◆ Job ◆
Pick out the lines in the listing below that contain the word "delay" and copy them.

◆ Data section ◆

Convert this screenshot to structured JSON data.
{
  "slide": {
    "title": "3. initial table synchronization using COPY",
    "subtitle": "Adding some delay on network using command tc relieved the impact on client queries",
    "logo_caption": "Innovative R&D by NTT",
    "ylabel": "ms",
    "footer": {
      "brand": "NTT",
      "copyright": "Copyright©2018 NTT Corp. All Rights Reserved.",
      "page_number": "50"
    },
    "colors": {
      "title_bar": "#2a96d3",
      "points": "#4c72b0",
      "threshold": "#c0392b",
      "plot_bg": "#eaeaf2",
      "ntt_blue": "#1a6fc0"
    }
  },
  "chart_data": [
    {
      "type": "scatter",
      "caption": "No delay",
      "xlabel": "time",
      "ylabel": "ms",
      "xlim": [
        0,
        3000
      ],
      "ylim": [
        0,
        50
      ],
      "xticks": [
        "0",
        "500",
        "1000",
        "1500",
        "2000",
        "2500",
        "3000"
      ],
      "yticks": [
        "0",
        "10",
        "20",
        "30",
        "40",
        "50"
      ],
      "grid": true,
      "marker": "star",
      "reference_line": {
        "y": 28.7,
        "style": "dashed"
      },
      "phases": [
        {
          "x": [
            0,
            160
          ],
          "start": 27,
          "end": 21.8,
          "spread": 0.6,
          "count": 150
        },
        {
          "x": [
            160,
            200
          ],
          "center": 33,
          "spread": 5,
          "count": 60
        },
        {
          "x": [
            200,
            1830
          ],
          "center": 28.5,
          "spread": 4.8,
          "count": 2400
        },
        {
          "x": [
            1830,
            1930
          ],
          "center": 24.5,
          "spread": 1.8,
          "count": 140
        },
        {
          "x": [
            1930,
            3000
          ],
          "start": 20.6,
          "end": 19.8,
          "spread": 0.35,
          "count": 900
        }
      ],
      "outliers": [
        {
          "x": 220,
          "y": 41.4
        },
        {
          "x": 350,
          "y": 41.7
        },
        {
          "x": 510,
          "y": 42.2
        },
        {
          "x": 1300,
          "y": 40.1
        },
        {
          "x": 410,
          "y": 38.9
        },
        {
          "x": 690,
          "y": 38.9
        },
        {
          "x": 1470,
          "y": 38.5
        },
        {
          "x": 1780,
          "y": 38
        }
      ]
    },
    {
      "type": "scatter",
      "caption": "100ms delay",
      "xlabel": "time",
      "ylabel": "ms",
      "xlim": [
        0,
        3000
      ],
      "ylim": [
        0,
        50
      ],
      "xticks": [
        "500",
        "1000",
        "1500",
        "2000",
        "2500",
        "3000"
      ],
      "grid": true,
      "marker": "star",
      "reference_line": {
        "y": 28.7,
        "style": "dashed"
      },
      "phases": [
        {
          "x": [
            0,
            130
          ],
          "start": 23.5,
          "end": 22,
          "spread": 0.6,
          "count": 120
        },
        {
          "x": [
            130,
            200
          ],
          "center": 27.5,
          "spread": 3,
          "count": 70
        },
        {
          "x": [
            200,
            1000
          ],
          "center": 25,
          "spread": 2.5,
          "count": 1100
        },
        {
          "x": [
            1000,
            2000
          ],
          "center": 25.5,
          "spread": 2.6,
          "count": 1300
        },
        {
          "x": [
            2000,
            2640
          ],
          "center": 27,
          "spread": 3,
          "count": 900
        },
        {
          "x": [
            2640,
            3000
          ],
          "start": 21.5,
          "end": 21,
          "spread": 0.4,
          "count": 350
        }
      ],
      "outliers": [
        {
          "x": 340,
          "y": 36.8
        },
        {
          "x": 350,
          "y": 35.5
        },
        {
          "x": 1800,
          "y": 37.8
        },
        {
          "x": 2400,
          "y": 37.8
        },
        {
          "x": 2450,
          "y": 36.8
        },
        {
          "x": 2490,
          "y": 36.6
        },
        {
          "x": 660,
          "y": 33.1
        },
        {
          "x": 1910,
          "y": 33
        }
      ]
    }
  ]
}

◆ Solution below ◆
    "subtitle": "Adding some delay on network using command tc relieved the impact on client queries",
      "caption": "No delay",
      "caption": "100ms delay",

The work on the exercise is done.